### REQUIRED TASK:
List each line in the records that contains the string "reflected", copying every such line in full.

** BEGIN DATA SECTION **

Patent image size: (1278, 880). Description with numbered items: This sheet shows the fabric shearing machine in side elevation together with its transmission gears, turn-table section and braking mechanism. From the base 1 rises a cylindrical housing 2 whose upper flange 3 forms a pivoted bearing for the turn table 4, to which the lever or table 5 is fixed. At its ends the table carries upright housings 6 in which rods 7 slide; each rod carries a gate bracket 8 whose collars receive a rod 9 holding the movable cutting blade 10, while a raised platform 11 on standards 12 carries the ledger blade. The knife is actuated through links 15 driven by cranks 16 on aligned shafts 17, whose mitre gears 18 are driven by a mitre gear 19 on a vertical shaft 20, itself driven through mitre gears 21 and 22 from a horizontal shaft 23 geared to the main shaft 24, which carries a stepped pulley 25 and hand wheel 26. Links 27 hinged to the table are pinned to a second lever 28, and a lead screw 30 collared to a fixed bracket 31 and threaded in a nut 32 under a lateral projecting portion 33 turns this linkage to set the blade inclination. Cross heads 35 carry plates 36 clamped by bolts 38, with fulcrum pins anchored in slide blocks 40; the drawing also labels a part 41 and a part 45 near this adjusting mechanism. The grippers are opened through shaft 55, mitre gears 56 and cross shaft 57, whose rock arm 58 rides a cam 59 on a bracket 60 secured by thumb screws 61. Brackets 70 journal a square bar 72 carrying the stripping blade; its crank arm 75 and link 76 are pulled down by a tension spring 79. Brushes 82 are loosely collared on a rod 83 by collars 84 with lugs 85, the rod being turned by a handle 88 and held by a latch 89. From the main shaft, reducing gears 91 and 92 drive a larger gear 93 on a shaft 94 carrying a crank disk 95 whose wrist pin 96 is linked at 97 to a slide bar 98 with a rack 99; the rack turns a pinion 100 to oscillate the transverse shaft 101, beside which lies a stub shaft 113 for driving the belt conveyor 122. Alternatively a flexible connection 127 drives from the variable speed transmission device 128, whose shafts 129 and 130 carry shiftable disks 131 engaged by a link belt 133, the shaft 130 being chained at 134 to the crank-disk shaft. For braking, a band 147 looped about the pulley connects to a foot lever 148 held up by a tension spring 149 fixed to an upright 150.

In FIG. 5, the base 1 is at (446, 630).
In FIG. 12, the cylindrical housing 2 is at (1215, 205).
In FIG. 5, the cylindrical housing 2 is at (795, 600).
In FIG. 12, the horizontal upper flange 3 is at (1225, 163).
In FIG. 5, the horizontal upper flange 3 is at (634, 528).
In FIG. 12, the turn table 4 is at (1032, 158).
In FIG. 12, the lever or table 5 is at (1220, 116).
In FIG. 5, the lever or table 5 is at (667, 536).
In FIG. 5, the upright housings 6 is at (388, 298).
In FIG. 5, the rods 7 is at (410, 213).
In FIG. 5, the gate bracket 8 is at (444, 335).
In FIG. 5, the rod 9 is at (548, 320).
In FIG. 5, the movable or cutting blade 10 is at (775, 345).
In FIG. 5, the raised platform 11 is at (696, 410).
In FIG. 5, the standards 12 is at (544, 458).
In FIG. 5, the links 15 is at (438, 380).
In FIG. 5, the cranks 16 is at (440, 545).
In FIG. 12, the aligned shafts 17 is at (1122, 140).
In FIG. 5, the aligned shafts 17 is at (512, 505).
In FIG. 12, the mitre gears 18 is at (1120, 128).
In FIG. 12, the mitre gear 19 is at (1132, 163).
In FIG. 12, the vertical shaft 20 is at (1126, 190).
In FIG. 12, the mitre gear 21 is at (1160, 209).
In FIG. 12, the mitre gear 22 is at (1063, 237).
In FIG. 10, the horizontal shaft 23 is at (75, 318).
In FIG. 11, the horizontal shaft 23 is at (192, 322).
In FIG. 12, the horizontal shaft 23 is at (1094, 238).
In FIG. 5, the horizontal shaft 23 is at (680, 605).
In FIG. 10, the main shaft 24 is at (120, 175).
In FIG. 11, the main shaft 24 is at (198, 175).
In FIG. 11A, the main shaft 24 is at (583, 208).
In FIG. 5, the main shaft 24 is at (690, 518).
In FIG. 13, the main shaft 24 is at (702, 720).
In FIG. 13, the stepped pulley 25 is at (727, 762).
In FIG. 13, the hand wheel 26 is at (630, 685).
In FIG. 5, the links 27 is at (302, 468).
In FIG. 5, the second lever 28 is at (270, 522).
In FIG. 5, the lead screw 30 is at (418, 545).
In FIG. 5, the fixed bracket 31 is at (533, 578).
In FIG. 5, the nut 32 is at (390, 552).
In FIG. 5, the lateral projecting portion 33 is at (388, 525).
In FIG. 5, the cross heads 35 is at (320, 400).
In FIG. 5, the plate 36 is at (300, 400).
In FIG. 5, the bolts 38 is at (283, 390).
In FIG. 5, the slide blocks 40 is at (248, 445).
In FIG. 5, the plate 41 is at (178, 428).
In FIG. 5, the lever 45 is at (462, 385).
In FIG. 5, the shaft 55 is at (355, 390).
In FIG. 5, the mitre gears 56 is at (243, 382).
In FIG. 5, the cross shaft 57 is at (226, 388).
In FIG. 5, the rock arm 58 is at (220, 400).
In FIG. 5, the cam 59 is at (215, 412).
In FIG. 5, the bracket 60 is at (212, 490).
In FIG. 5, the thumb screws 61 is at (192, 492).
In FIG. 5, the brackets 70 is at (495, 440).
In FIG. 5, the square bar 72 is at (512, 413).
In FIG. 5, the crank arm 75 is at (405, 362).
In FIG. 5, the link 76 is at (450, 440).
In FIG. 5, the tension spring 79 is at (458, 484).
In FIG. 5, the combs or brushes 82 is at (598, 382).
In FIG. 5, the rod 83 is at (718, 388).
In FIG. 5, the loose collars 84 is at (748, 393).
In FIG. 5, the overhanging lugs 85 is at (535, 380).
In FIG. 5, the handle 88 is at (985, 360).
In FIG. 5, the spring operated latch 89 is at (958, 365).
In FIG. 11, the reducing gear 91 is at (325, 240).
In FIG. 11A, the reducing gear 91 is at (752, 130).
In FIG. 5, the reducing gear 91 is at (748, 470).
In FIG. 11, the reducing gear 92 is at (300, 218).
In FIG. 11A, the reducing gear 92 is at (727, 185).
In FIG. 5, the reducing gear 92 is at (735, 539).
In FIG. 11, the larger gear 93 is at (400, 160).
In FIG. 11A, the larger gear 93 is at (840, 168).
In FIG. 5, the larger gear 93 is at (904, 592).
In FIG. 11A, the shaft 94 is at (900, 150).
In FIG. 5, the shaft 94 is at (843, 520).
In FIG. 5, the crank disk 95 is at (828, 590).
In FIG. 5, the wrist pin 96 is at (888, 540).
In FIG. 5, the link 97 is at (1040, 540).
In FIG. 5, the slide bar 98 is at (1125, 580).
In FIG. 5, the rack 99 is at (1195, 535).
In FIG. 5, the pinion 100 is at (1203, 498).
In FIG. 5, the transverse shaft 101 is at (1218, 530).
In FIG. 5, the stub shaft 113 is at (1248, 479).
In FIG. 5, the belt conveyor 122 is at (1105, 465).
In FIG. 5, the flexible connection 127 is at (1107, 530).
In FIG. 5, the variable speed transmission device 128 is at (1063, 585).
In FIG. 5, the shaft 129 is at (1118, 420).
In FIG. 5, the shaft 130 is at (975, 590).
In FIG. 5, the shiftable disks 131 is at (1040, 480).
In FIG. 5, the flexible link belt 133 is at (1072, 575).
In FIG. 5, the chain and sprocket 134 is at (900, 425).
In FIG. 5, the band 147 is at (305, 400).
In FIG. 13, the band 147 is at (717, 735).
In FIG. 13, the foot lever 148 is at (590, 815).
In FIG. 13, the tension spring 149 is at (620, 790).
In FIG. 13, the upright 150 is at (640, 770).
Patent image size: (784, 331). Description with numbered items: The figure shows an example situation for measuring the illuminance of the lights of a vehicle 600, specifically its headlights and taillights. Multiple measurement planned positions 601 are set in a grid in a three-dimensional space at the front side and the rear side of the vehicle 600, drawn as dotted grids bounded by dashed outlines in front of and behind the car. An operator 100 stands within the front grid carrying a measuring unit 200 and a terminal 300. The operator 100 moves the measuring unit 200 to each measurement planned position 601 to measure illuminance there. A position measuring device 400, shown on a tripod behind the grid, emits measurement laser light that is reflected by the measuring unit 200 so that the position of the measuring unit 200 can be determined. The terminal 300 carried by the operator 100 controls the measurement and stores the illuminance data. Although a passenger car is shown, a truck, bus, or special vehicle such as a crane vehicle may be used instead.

** END DATA SECTION **

### EXERCISE RESULT:
Patent image size: (784, 331). Description with numbered items: The figure shows an example situation for measuring the illuminance of the lights of a vehicle 600, specifically its headlights and taillights. Multiple measurement planned positions 601 are set in a grid in a three-dimensional space at the front side and the rear side of the vehicle 600, drawn as dotted grids bounded by dashed outlines in front of and behind the car. An operator 100 stands within the front grid carrying a measuring unit 200 and a terminal 300. The operator 100 moves the measuring unit 200 to each measurement planned position 601 to measure illuminance there. A position measuring device 400, shown on a tripod behind the grid, emits measurement laser light that is reflected by the measuring unit 200 so that the position of the measuring unit 200 can be determined. The terminal 300 carried by the operator 100 controls the measurement and stores the illuminance data. Although a passenger car is shown, a truck, bus, or special vehicle such as a crane vehicle may be used instead.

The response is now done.